## PROBLEM DETAILS:
Copy out each line exactly; pictures stay out of the copy.

## EXERCISE INPUT:

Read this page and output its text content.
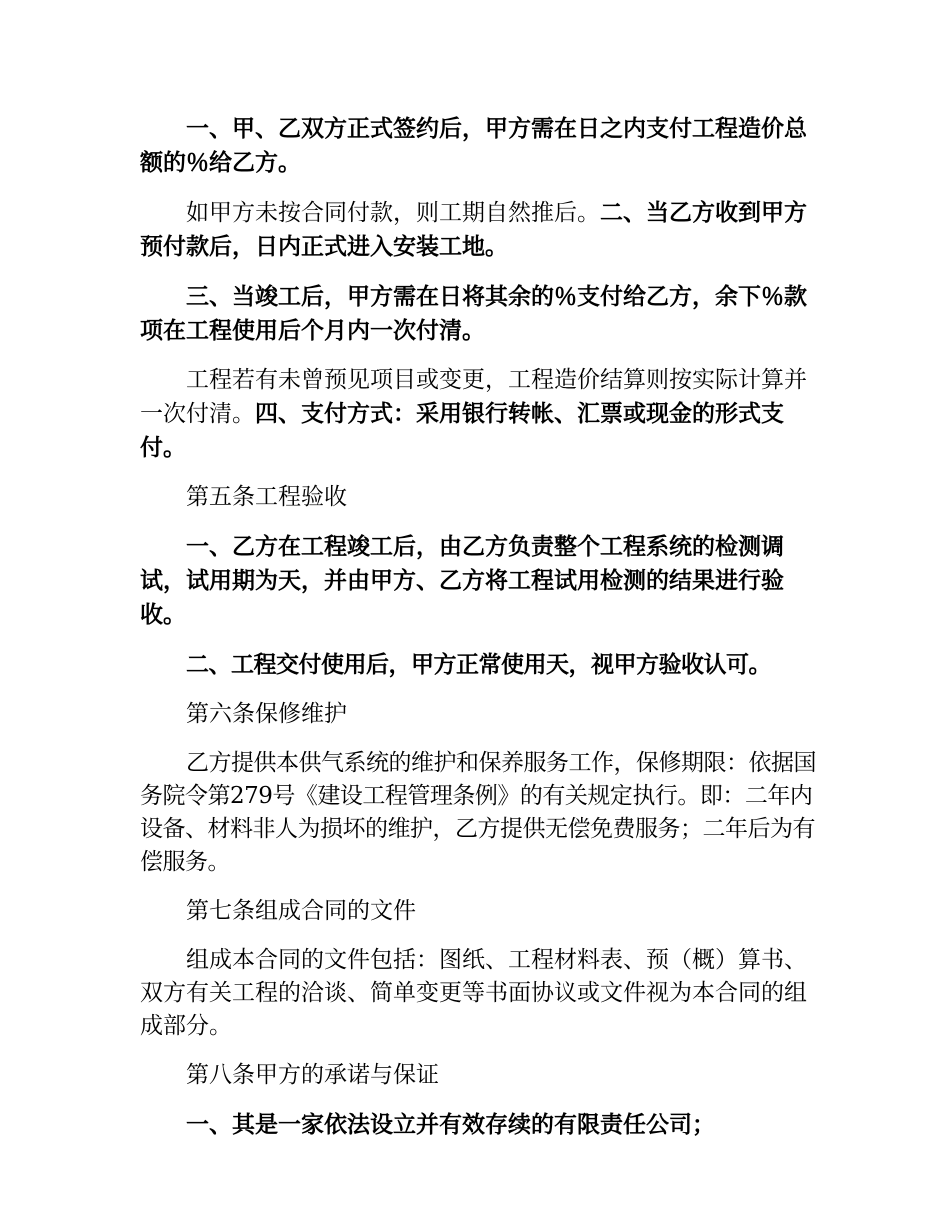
一、甲、乙双方正式签约后，甲方需在日之内支付工程造价总额的％给乙方。

如甲方未按合同付款，则工期自然推后。二、当乙方收到甲方预付款后，日内正式进入安装工地。

三、当竣工后，甲方需在日将其余的％支付给乙方，余下％款项在工程使用后个月内一次付清。

工程若有未曾预见项目或变更，工程造价结算则按实际计算并一次付清。四、支付方式：采用银行转帐、汇票或现金的形式支付。

第五条工程验收

一、乙方在工程竣工后，由乙方负责整个工程系统的检测调试，试用期为天，并由甲方、乙方将工程试用检测的结果进行验收。

二、工程交付使用后，甲方正常使用天，视甲方验收认可。

第六条保修维护

乙方提供本供气系统的维护和保养服务工作，保修期限：依据国务院令第279号《建设工程管理条例》的有关规定执行。即：二年内设备、材料非人为损坏的维护，乙方提供无偿免费服务；二年后为有偿服务。

第七条组成合同的文件

组成本合同的文件包括：图纸、工程材料表、预（概）算书、双方有关工程的洽谈、简单变更等书面协议或文件视为本合同的组成部分。

第八条甲方的承诺与保证

一、其是一家依法设立并有效存续的有限责任公司；
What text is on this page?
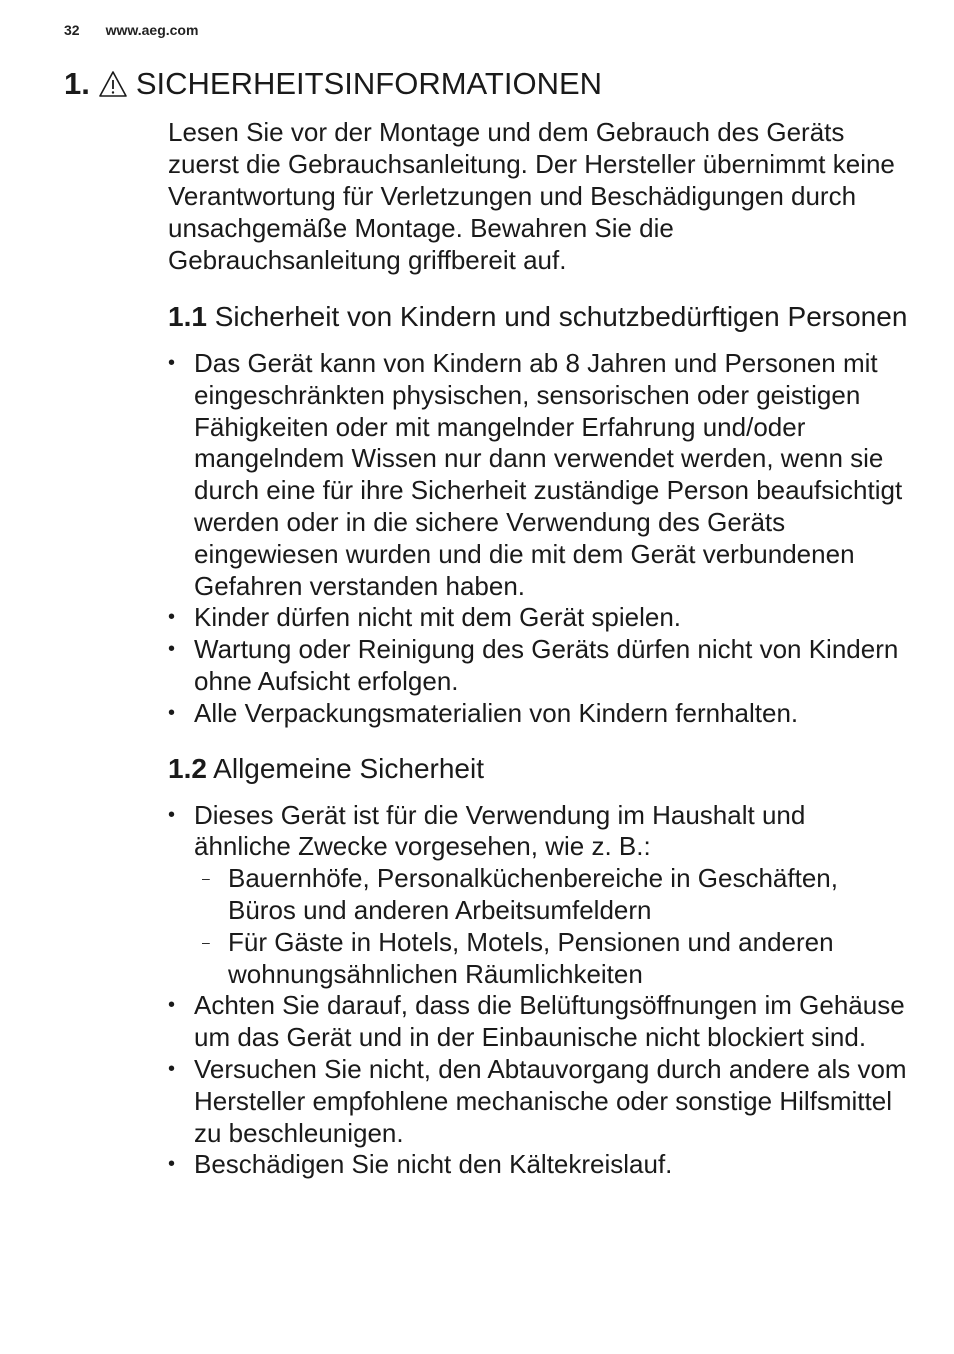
32 www.aeg.com
1. SICHERHEITSINFORMATIONEN

Lesen Sie vor der Montage und dem Gebrauch des Geräts zuerst die Gebrauchsanleitung. Der Hersteller übernimmt keine Verantwortung für Verletzungen und Beschädigungen durch unsachgemäße Montage. Bewahren Sie die Gebrauchsanleitung griffbereit auf.

1.1 Sicherheit von Kindern und schutzbedürftigen Personen
• Das Gerät kann von Kindern ab 8 Jahren und Personen mit eingeschränkten physischen, sensorischen oder geistigen Fähigkeiten oder mit mangelnder Erfahrung und/oder mangelndem Wissen nur dann verwendet werden, wenn sie durch eine für ihre Sicherheit zuständige Person beaufsichtigt werden oder in die sichere Verwendung des Geräts eingewiesen wurden und die mit dem Gerät verbundenen Gefahren verstanden haben.
• Kinder dürfen nicht mit dem Gerät spielen.
• Wartung oder Reinigung des Geräts dürfen nicht von Kindern ohne Aufsicht erfolgen.
• Alle Verpackungsmaterialien von Kindern fernhalten.
1.2 Allgemeine Sicherheit
• Dieses Gerät ist für die Verwendung im Haushalt und ähnliche Zwecke vorgesehen, wie z. B.:
– Bauernhöfe, Personalküchenbereiche in Geschäften, Büros und anderen Arbeitsumfeldern
– Für Gäste in Hotels, Motels, Pensionen und anderen wohnungsähnlichen Räumlichkeiten
• Achten Sie darauf, dass die Belüftungsöffnungen im Gehäuse um das Gerät und in der Einbaunische nicht blockiert sind.
• Versuchen Sie nicht, den Abtauvorgang durch andere als vom Hersteller empfohlene mechanische oder sonstige Hilfsmittel zu beschleunigen.
• Beschädigen Sie nicht den Kältekreislauf.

## FINAL RESULT:
Read this page and output its text content.
一、甲、乙双方正式签约后，甲方需在日之内支付工程造价总额的％给乙方。

如甲方未按合同付款，则工期自然推后。二、当乙方收到甲方预付款后，日内正式进入安装工地。

三、当竣工后，甲方需在日将其余的％支付给乙方，余下％款项在工程使用后个月内一次付清。

工程若有未曾预见项目或变更，工程造价结算则按实际计算并一次付清。四、支付方式：采用银行转帐、汇票或现金的形式支付。

第五条工程验收

一、乙方在工程竣工后，由乙方负责整个工程系统的检测调试，试用期为天，并由甲方、乙方将工程试用检测的结果进行验收。

二、工程交付使用后，甲方正常使用天，视甲方验收认可。

第六条保修维护

乙方提供本供气系统的维护和保养服务工作，保修期限：依据国务院令第279号《建设工程管理条例》的有关规定执行。即：二年内设备、材料非人为损坏的维护，乙方提供无偿免费服务；二年后为有偿服务。

第七条组成合同的文件

组成本合同的文件包括：图纸、工程材料表、预（概）算书、双方有关工程的洽谈、简单变更等书面协议或文件视为本合同的组成部分。

第八条甲方的承诺与保证

一、其是一家依法设立并有效存续的有限责任公司；
What text is on this page?
32 www.aeg.com
1. SICHERHEITSINFORMATIONEN

Lesen Sie vor der Montage und dem Gebrauch des Geräts zuerst die Gebrauchsanleitung. Der Hersteller übernimmt keine Verantwortung für Verletzungen und Beschädigungen durch unsachgemäße Montage. Bewahren Sie die Gebrauchsanleitung griffbereit auf.

1.1 Sicherheit von Kindern und schutzbedürftigen Personen
• Das Gerät kann von Kindern ab 8 Jahren und Personen mit eingeschränkten physischen, sensorischen oder geistigen Fähigkeiten oder mit mangelnder Erfahrung und/oder mangelndem Wissen nur dann verwendet werden, wenn sie durch eine für ihre Sicherheit zuständige Person beaufsichtigt werden oder in die sichere Verwendung des Geräts eingewiesen wurden und die mit dem Gerät verbundenen Gefahren verstanden haben.
• Kinder dürfen nicht mit dem Gerät spielen.
• Wartung oder Reinigung des Geräts dürfen nicht von Kindern ohne Aufsicht erfolgen.
• Alle Verpackungsmaterialien von Kindern fernhalten.
1.2 Allgemeine Sicherheit
• Dieses Gerät ist für die Verwendung im Haushalt und ähnliche Zwecke vorgesehen, wie z. B.:
– Bauernhöfe, Personalküchenbereiche in Geschäften, Büros und anderen Arbeitsumfeldern
– Für Gäste in Hotels, Motels, Pensionen und anderen wohnungsähnlichen Räumlichkeiten
• Achten Sie darauf, dass die Belüftungsöffnungen im Gehäuse um das Gerät und in der Einbaunische nicht blockiert sind.
• Versuchen Sie nicht, den Abtauvorgang durch andere als vom Hersteller empfohlene mechanische oder sonstige Hilfsmittel zu beschleunigen.
• Beschädigen Sie nicht den Kältekreislauf.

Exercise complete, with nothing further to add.